◆ **Exercise instructions**
**1.** Decide whether each of the following statements agrees with the hot tub passage below, answering yes or no and quoting the words from the passage that settle it: (a) The tub cost about $100 to build. (b) The tub heats its water with electricity. (c) The water is thrown away after soaking.
**2.** Revise the hot tub passage below by rewriting everything from "With about $100, some" down to "Rockies is priceless.", with "ingenuity" changed to "patience".

◆ **Document passage**
+ + + + + + +

Not one of those party-size, fancy marble pools with
jets and bubbles and surround-sound stereo, but a comfortable place to
soak away the knots and contemplate my place in the universe.
Since I haul water, generate my electricity, and basically
live by my wits, the design criteria for my hot tub were: cheap to build,
free to use, and frugal with water.
With about $100, some recycled hardware, and a bit of
ingenuity, I built a thermosyphoning, solar heated tub that uses no electricity,
no fuel, and less than 60 gallons of water, which is subsequently re-used
in the garden.
The principles that make this system work are specific
but simple. The skills and tools required to build the tub enclosure,
and to plumb the system, are rudimentary. The satisfaction of soaking
in my tub as the sun drops over the Rockies is priceless.

+ + + + + + +

◆ **Data lines**
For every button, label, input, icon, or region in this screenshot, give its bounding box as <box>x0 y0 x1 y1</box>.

+ + + + + + +

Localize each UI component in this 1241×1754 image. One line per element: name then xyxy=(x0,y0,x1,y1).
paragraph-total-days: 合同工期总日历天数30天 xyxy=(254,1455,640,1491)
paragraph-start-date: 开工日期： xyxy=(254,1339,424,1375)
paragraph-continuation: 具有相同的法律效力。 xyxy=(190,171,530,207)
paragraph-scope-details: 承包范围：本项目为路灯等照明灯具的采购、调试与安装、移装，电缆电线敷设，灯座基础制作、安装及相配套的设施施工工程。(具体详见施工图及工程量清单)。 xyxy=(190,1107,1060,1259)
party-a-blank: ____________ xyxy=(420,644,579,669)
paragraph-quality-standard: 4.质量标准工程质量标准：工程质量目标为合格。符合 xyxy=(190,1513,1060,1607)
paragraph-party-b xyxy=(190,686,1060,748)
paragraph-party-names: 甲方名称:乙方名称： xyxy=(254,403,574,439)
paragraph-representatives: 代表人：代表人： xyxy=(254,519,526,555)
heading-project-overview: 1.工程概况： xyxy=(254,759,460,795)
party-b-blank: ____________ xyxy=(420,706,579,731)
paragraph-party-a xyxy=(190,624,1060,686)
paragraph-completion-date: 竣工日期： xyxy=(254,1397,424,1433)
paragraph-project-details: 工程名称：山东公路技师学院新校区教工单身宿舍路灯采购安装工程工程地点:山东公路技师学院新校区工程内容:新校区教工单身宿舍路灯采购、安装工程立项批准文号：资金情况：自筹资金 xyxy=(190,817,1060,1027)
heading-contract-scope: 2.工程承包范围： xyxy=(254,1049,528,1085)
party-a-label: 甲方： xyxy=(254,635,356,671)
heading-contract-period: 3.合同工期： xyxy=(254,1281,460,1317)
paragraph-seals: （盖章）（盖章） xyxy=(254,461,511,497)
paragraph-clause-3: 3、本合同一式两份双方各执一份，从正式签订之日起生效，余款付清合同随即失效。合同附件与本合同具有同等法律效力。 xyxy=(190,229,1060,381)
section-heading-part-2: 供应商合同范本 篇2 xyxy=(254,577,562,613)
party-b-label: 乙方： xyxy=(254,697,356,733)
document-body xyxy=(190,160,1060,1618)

+ + + + + + +

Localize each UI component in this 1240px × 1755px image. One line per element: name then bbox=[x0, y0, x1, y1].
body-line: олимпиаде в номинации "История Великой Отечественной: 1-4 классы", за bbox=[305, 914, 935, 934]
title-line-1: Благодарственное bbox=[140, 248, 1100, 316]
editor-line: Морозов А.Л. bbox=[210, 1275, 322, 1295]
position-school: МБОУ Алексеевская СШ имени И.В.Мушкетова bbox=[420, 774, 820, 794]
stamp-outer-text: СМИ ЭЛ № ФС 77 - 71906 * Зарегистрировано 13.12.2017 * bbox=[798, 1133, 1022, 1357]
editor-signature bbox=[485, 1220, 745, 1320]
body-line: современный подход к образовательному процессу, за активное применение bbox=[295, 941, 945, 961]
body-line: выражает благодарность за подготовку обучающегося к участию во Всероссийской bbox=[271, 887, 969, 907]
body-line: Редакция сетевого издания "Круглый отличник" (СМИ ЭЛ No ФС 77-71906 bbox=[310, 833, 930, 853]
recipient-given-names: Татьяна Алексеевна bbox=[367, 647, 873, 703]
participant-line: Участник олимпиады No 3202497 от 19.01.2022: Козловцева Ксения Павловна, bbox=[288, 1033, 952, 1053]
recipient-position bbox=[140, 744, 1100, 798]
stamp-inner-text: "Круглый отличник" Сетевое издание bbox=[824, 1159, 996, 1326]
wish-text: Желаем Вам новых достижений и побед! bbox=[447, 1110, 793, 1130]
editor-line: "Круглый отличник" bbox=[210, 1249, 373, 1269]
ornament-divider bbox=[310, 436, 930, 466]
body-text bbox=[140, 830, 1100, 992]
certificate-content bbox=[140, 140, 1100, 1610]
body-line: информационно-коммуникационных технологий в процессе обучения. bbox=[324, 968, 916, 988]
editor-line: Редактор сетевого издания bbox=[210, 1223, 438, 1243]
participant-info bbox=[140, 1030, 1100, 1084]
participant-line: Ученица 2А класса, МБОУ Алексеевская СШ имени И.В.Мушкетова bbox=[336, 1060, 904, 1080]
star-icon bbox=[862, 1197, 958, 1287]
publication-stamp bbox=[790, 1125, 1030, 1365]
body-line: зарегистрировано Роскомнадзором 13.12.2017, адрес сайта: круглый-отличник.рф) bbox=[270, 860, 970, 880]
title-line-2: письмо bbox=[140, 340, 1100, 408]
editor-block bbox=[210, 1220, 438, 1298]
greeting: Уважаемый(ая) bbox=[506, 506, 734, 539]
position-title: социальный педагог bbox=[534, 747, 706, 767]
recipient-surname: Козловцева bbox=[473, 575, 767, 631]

+ + + + + + +

◆ **Worked solutions**
**1.**
(a) Yes: "With about $100, some recycled hardware, and a bit of ingenuity"
(b) No: "uses no electricity, no fuel"
(c) No: "which is subsequently re-used in the garden"

**2.**
With about $100, some recycled hardware, and a bit of
patience, I built a thermosyphoning, solar heated tub that uses no electricity,
no fuel, and less than 60 gallons of water, which is subsequently re-used
in the garden.
The principles that make this system work are specific
but simple. The skills and tools required to build the tub enclosure,
and to plumb the system, are rudimentary. The satisfaction of soaking
in my tub as the sun drops over the Rockies is priceless.